**EXTRACTED RECORDS:**
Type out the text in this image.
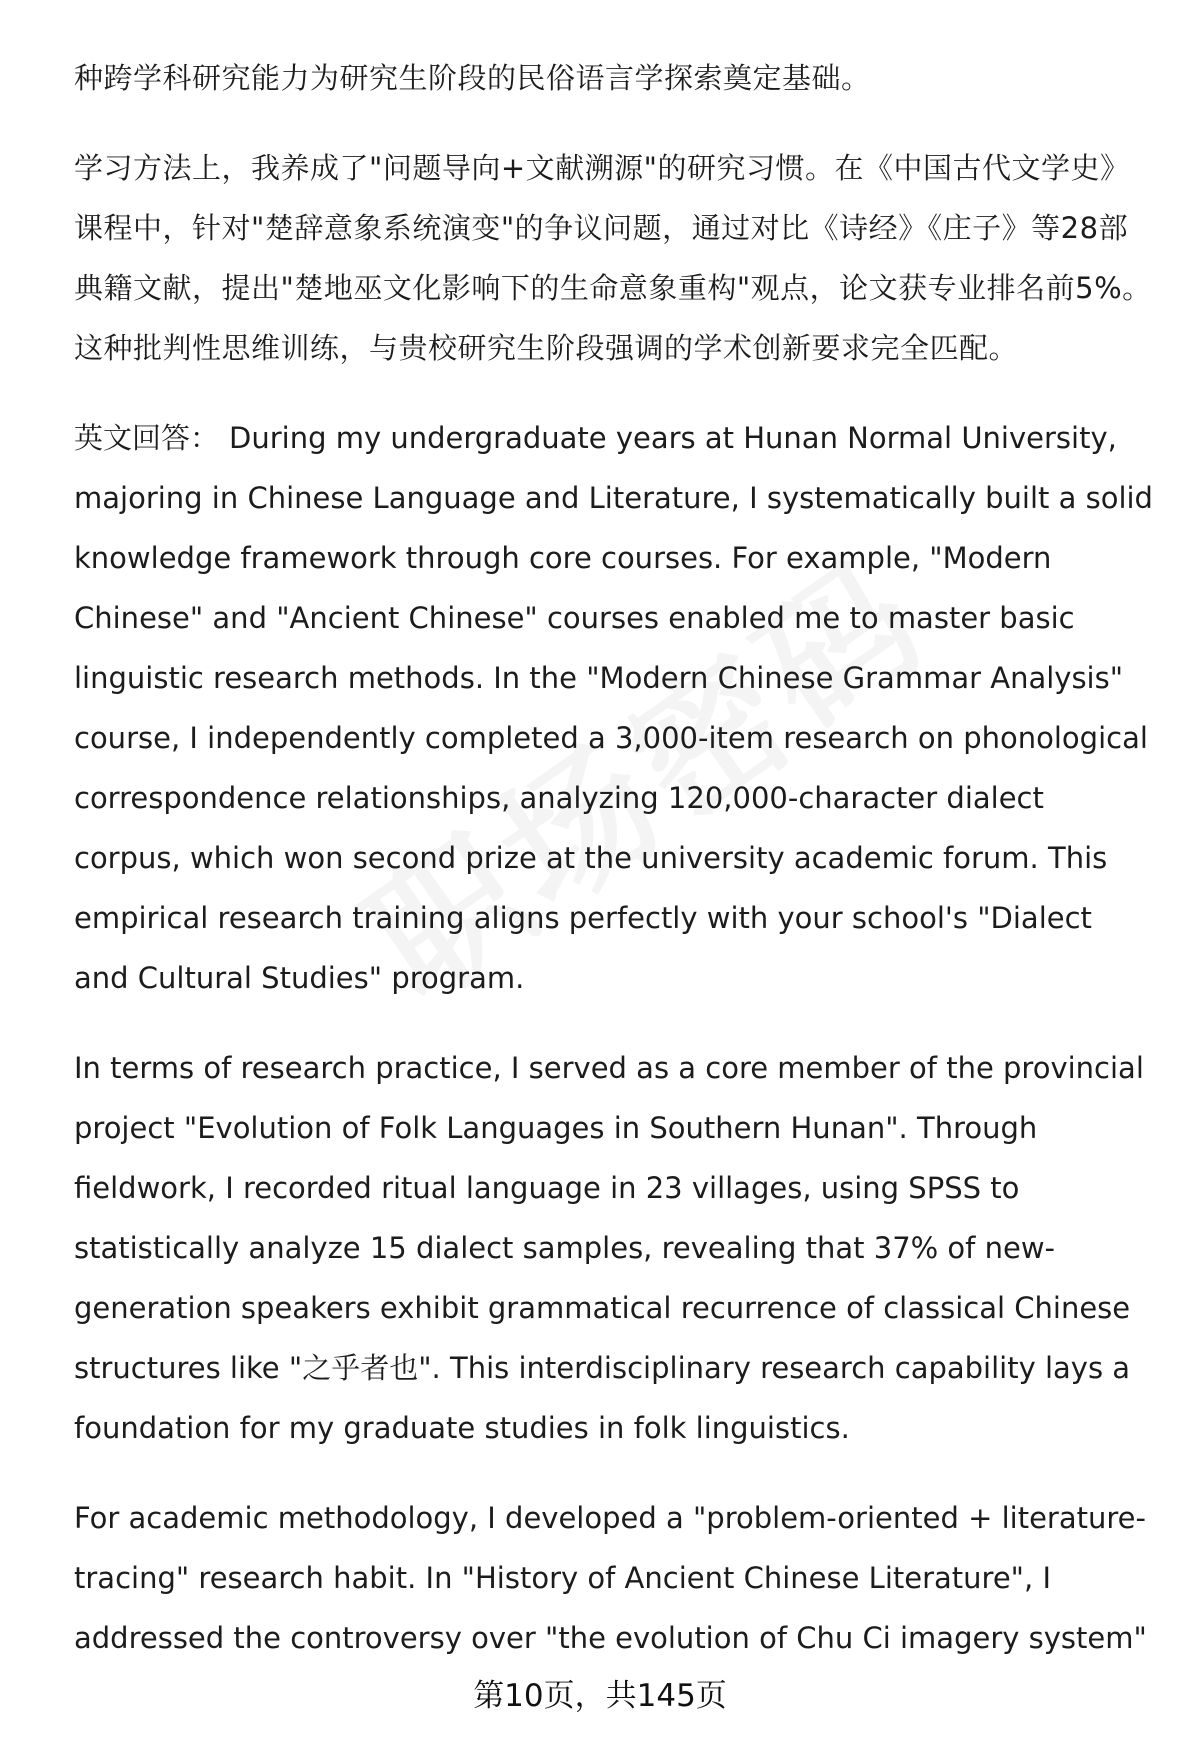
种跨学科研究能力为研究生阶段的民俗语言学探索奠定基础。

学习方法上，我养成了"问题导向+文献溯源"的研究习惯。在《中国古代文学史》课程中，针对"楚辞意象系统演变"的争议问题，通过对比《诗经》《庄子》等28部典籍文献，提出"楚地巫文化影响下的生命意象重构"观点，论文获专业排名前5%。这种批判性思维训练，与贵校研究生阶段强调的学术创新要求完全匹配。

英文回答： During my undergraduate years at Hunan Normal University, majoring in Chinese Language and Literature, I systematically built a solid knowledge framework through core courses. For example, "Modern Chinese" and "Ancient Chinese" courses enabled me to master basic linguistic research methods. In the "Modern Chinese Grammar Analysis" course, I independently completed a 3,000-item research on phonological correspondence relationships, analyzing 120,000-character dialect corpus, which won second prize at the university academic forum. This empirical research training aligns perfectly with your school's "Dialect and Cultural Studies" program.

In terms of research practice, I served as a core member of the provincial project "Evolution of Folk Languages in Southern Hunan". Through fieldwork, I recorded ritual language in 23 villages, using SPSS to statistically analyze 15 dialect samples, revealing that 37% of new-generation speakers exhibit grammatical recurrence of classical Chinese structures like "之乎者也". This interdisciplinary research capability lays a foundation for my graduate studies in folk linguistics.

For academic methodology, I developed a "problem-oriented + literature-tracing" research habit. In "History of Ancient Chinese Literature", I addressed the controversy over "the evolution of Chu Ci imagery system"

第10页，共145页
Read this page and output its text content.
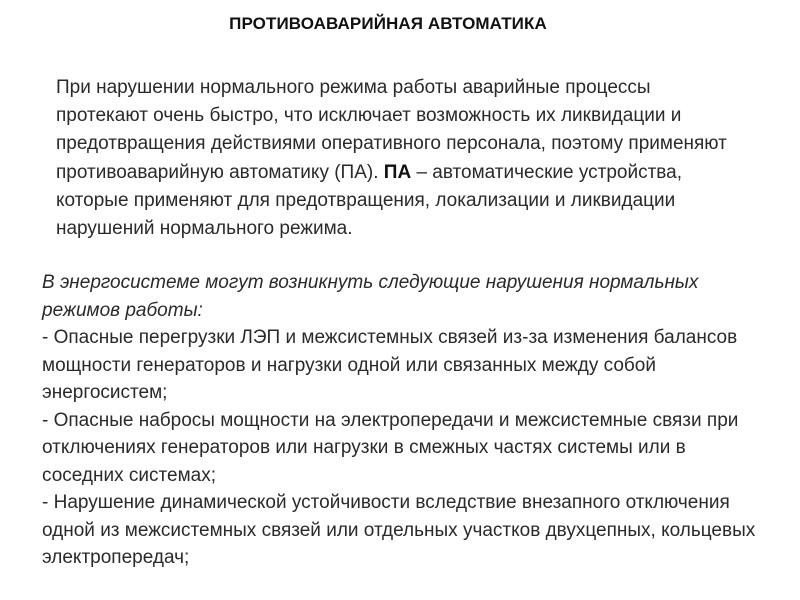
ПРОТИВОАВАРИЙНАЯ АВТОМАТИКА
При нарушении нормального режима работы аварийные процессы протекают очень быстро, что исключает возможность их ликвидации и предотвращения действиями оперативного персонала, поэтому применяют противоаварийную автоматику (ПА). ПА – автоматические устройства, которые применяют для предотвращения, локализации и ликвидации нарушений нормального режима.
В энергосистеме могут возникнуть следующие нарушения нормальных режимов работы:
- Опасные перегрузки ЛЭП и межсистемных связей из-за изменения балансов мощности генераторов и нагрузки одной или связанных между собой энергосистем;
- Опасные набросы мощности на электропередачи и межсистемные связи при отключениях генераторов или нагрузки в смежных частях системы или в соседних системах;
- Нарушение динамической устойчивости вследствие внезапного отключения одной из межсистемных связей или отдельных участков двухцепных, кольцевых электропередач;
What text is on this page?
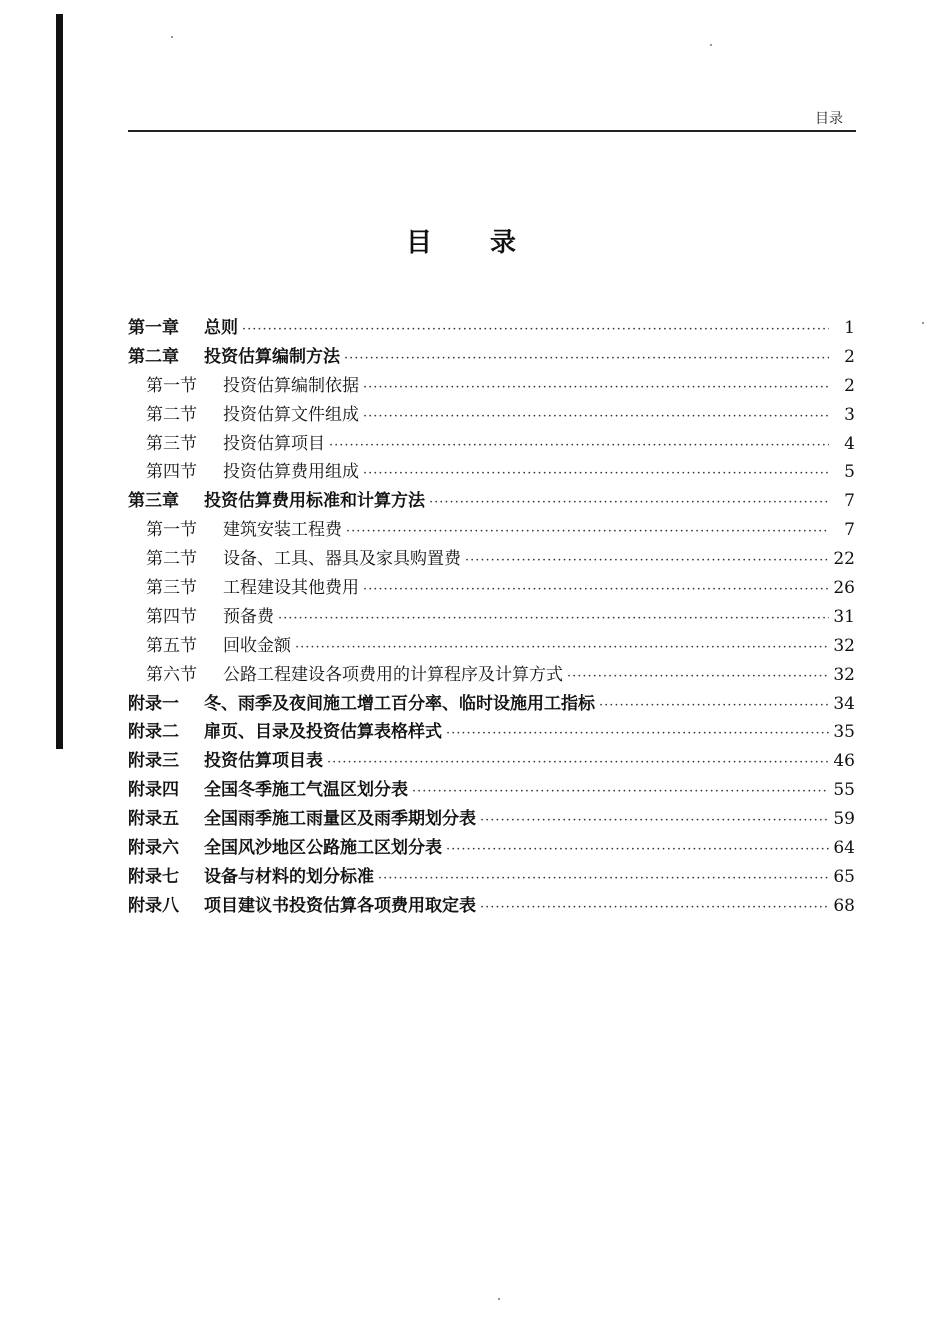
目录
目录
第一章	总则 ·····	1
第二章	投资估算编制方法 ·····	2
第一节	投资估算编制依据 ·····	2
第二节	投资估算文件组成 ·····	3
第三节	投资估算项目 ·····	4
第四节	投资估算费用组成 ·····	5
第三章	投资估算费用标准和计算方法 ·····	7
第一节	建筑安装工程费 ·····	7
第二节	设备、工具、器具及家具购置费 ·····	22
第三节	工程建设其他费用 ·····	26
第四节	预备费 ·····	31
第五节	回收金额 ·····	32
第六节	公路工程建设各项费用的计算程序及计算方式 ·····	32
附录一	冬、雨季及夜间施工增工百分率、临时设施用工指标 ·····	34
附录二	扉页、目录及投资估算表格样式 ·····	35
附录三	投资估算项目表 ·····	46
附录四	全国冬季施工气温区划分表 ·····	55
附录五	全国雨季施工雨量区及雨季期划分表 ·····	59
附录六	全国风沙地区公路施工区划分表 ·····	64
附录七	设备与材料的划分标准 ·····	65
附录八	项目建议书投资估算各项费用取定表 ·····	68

**WHAT YOU NEED TO DO:** Filter the entries above down to the lines containing the word "page".

**EXERCISE ANSWER:**
Read this page and output its text content.
What text is on this page?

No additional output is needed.